Task inputs start

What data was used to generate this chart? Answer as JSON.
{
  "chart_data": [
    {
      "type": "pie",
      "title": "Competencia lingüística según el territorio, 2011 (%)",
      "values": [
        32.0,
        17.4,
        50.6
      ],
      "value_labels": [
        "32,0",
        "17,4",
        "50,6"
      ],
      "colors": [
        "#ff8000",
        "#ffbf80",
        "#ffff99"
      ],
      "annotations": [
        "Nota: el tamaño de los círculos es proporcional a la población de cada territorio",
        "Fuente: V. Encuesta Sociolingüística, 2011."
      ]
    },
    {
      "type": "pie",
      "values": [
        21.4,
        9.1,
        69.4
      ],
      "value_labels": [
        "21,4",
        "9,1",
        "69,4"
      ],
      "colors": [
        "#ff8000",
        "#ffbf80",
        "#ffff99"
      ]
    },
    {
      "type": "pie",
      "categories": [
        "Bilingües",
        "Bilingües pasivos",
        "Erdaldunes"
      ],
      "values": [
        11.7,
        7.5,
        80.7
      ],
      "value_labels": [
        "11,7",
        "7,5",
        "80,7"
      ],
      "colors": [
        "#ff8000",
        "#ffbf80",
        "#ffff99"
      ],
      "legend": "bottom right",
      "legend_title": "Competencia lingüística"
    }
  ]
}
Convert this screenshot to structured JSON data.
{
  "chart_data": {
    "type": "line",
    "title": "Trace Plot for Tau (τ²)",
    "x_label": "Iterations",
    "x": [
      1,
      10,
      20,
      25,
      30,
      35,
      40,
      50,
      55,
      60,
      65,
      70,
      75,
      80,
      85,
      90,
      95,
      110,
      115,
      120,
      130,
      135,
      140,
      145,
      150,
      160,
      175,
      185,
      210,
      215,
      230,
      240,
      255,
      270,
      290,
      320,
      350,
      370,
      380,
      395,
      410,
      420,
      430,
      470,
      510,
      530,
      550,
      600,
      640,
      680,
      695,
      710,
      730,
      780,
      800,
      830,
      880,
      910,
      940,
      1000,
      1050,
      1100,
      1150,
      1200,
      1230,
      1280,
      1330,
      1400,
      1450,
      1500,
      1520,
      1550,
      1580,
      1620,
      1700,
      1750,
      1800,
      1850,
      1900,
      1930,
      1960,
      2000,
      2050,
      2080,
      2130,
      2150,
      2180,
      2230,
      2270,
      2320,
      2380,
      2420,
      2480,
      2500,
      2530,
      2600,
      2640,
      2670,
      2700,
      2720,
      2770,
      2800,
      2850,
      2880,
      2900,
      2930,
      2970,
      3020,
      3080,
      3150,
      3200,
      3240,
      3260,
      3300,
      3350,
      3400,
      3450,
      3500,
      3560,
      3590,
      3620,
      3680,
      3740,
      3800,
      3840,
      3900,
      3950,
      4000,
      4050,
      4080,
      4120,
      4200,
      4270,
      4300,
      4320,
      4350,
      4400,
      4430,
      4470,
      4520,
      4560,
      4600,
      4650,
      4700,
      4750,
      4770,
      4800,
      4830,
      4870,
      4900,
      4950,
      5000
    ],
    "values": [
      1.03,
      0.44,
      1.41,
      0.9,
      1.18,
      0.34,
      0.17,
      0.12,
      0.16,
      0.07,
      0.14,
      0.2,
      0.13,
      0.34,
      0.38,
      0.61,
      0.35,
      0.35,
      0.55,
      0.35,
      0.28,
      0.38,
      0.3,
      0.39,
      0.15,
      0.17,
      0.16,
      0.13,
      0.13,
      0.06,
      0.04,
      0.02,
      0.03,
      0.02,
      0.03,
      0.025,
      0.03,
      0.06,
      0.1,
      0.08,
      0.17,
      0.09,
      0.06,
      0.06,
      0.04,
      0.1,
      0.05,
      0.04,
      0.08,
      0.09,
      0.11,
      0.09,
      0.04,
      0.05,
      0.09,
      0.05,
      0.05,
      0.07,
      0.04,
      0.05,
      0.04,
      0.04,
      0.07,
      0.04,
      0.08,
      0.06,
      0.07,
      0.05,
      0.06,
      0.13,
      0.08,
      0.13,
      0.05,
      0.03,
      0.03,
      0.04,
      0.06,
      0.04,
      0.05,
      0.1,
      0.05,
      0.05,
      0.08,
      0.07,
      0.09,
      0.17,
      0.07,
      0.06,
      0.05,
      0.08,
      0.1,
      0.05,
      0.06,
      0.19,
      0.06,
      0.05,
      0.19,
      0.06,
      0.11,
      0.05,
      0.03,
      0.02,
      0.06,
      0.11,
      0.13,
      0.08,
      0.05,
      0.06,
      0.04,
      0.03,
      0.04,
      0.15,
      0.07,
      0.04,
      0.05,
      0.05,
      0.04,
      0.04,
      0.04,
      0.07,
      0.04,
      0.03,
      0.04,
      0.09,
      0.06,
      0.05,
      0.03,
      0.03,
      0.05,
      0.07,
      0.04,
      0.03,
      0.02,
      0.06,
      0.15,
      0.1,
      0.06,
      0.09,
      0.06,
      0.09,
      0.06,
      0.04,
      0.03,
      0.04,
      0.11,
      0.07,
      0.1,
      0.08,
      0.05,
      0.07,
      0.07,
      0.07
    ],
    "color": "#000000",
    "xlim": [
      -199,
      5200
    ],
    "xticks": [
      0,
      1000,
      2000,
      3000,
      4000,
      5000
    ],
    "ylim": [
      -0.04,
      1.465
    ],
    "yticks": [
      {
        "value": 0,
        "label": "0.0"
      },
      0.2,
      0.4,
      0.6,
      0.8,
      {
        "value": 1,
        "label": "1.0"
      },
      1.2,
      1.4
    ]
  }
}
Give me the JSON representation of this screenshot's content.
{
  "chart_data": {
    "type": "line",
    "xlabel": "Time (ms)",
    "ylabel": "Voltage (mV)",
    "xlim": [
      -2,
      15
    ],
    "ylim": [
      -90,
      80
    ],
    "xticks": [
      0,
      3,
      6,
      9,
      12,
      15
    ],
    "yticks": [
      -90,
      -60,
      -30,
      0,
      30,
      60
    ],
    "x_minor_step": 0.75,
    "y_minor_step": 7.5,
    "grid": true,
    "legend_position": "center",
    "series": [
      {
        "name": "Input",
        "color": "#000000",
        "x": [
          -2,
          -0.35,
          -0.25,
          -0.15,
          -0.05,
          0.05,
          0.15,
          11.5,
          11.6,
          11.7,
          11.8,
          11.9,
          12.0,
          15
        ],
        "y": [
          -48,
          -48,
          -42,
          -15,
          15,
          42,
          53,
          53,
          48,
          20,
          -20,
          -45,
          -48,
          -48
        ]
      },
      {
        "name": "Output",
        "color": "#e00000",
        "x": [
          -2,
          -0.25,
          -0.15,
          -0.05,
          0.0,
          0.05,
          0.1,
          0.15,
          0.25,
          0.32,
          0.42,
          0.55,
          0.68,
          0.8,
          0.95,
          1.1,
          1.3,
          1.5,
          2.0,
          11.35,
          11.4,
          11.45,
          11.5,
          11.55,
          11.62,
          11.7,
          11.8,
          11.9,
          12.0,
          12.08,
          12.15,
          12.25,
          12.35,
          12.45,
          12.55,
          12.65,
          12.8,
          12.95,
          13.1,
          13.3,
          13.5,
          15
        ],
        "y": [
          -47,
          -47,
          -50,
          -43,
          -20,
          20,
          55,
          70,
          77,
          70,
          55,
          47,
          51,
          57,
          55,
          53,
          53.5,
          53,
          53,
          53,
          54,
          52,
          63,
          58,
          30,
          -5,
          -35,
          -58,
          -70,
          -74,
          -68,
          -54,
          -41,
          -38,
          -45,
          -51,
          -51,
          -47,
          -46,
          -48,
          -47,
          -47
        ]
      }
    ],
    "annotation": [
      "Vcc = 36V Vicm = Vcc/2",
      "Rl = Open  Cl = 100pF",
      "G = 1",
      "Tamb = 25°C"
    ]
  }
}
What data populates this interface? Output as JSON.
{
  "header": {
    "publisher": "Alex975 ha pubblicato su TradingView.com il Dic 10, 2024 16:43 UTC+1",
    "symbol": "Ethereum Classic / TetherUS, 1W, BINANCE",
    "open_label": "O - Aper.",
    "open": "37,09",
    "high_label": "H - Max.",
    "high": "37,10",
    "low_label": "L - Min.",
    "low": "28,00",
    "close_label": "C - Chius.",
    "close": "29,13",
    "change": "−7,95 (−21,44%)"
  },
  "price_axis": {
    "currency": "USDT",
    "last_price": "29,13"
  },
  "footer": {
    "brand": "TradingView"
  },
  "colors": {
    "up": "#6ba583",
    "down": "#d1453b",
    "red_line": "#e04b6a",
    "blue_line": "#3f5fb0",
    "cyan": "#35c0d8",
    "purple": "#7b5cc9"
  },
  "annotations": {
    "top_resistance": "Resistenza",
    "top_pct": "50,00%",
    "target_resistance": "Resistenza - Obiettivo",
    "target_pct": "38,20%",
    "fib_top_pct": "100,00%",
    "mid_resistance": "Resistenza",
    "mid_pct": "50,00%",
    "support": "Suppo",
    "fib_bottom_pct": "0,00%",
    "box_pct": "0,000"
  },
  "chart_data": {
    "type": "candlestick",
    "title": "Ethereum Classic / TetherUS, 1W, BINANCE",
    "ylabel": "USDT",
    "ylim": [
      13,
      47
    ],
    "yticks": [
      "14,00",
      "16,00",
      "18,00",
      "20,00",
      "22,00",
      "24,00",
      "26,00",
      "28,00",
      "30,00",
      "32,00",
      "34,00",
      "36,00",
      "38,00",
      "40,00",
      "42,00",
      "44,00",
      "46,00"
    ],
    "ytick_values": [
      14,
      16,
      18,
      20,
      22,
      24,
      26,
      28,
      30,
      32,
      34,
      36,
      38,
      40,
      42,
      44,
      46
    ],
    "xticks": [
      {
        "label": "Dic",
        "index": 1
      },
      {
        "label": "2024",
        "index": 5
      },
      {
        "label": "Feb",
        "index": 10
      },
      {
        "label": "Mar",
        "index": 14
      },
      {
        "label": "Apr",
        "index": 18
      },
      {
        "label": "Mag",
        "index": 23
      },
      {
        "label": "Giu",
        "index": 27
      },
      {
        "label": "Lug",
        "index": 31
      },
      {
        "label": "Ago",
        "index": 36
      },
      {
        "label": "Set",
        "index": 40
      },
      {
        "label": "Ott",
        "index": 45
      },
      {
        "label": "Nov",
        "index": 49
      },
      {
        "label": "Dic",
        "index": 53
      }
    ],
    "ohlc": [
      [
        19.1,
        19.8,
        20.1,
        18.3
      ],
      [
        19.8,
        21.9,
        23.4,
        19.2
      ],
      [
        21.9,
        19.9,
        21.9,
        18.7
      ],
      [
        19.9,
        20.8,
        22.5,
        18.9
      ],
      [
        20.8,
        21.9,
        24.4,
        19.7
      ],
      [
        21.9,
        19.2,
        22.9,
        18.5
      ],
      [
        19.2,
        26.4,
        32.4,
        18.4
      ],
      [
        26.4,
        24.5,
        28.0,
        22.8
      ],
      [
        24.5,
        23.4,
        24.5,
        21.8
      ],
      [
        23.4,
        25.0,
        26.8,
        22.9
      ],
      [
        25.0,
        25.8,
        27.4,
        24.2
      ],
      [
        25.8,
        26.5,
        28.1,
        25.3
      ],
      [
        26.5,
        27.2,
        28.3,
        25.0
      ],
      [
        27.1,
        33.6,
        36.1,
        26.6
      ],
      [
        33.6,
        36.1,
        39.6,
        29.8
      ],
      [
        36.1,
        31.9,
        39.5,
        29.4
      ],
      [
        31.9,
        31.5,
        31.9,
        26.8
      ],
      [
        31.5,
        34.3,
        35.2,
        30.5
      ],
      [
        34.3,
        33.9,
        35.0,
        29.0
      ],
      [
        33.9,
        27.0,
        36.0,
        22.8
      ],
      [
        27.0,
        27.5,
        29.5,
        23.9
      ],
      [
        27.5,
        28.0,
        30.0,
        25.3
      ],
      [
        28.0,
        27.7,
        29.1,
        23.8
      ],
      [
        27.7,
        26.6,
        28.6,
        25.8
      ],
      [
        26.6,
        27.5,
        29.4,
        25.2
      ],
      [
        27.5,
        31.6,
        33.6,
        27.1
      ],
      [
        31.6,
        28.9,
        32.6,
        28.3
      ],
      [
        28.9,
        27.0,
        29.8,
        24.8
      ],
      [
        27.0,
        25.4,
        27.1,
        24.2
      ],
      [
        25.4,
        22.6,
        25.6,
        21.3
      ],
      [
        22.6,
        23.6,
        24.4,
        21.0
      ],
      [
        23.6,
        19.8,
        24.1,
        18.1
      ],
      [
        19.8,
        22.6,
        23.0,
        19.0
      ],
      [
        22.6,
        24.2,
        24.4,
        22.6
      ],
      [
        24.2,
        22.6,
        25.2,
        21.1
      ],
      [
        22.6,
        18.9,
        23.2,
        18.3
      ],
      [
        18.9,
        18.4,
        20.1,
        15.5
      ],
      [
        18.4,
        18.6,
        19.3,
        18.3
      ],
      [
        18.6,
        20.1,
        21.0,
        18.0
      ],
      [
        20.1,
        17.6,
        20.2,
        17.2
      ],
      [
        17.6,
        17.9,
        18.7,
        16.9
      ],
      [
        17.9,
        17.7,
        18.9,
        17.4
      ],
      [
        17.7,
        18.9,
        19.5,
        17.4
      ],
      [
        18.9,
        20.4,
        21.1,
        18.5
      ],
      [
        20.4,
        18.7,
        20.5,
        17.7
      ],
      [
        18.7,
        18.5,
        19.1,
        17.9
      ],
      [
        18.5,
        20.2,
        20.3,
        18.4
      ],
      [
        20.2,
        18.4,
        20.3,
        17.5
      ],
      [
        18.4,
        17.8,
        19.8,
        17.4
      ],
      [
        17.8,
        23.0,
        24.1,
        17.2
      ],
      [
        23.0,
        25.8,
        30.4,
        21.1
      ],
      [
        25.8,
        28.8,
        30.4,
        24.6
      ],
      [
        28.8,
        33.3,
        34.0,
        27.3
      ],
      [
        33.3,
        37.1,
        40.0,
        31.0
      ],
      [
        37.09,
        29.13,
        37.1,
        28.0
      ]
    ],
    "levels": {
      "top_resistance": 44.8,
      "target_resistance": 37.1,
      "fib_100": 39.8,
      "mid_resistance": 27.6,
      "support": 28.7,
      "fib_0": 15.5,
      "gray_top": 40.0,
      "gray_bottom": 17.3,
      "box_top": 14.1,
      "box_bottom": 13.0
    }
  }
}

Task inputs end

Direction
Within the listing above, copy each line that has the string "Output".

Task solution
        "name": "Output",
What data populates this interface? Output as JSON.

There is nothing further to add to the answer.